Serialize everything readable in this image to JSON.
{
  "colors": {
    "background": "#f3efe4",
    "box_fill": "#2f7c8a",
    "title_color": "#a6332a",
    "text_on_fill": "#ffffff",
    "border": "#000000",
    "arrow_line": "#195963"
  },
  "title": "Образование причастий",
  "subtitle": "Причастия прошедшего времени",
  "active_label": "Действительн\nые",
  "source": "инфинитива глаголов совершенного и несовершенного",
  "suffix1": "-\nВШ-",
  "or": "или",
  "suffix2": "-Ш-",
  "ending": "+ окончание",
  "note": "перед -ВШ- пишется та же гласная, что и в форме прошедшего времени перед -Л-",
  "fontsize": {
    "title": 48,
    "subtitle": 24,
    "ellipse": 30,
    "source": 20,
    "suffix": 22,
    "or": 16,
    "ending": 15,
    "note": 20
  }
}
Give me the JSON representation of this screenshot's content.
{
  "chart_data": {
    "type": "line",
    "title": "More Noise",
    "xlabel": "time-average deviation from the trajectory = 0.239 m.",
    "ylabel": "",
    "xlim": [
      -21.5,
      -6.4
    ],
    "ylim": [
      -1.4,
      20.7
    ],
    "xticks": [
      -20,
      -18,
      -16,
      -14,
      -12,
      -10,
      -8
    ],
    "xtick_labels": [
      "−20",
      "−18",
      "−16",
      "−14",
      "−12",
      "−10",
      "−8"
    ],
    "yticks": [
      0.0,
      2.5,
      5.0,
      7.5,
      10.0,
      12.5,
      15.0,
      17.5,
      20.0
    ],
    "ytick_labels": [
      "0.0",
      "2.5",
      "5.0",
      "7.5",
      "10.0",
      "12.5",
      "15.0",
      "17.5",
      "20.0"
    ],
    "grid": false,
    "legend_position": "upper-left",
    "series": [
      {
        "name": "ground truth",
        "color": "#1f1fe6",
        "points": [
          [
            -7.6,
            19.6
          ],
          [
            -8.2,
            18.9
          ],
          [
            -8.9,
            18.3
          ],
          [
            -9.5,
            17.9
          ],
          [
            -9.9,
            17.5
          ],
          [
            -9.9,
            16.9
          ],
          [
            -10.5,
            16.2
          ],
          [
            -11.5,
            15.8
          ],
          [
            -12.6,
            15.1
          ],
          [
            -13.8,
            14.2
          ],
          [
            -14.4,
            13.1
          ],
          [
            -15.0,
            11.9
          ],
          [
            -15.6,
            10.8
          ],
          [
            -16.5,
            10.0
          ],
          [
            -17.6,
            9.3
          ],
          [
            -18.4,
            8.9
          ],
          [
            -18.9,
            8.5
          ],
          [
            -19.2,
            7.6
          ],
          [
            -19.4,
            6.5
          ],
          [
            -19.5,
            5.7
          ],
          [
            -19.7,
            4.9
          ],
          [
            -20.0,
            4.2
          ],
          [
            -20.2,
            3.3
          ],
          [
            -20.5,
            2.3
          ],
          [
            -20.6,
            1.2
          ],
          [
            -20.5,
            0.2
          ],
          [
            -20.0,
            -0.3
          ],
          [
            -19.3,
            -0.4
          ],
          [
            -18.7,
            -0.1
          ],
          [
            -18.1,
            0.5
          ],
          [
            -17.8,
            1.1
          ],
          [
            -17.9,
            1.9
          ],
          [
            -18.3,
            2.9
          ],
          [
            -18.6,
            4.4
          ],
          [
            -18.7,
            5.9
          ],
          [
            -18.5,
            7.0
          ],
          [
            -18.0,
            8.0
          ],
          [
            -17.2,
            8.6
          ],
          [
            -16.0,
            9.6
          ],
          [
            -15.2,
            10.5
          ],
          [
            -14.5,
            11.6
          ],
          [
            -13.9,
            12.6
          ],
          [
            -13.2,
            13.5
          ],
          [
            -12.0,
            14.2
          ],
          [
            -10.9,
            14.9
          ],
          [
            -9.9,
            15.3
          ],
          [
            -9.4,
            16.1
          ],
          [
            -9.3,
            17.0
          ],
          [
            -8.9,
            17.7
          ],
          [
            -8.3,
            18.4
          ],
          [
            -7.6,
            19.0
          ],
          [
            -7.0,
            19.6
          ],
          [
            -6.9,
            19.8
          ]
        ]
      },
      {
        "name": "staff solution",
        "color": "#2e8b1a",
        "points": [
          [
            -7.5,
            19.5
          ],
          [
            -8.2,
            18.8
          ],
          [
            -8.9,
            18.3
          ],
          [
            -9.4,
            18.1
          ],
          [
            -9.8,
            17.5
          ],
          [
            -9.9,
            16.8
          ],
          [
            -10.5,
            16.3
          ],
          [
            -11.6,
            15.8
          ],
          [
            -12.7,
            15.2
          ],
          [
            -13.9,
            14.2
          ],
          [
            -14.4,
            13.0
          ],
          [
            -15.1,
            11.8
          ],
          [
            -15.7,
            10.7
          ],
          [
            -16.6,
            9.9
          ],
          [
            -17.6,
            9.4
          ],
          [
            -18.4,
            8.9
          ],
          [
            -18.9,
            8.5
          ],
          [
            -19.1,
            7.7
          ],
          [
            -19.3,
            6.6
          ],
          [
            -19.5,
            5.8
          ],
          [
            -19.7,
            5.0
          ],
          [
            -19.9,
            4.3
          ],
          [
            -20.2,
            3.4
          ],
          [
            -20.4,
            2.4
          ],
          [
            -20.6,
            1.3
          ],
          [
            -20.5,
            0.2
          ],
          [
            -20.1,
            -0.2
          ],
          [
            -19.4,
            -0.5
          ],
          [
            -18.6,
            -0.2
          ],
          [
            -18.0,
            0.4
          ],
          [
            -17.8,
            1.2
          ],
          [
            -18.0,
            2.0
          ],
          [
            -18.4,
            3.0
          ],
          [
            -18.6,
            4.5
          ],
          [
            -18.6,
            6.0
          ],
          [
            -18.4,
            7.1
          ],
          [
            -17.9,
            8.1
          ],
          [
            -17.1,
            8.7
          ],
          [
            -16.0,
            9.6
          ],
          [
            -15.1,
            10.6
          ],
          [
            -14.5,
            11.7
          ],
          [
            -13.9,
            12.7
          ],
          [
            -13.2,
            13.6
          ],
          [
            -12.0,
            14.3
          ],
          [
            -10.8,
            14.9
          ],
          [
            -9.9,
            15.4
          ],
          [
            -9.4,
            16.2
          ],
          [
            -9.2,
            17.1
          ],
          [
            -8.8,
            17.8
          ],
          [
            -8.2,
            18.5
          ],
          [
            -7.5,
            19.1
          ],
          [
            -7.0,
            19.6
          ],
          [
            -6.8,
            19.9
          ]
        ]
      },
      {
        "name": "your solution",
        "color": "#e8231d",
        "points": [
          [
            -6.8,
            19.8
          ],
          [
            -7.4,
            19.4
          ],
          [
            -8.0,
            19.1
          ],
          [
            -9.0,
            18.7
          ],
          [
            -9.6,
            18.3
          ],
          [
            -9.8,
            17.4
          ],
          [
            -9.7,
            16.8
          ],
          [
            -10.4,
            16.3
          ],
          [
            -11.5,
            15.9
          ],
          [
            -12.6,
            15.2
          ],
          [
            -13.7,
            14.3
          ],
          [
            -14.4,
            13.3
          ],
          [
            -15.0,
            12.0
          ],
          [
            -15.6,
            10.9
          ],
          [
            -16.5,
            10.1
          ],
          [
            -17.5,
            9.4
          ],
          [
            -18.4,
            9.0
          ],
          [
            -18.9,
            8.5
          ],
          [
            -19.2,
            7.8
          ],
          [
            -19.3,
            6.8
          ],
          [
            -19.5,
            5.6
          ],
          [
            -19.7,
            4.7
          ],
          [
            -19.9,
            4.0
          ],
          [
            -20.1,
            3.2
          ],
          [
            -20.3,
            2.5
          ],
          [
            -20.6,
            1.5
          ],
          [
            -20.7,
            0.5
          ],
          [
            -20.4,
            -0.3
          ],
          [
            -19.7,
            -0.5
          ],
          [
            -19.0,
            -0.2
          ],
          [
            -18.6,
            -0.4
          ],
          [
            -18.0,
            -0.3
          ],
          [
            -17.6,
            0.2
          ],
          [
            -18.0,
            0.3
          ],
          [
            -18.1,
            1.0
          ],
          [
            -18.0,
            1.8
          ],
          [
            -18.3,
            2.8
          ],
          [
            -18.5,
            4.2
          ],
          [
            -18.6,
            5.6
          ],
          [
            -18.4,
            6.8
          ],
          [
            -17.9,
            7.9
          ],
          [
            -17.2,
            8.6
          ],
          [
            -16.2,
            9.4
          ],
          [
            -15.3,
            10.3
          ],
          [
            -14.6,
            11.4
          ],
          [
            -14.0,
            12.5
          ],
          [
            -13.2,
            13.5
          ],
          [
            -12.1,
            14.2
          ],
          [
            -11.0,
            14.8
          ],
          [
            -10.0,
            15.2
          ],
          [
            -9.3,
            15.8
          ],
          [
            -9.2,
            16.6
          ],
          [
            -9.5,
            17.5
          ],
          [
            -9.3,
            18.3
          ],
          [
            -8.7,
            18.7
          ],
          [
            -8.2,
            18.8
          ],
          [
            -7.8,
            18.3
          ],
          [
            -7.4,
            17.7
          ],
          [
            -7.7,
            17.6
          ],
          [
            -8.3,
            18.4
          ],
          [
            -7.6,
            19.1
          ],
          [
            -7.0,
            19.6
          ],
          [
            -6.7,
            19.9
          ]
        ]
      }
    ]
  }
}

(Task instructions): Among the entries above, identify all lines with "note" and copy them.

(Answer to the task):
  "note": "перед -ВШ- пишется та же гласная, что и в форме прошедшего времени перед -Л-",
    "note": 20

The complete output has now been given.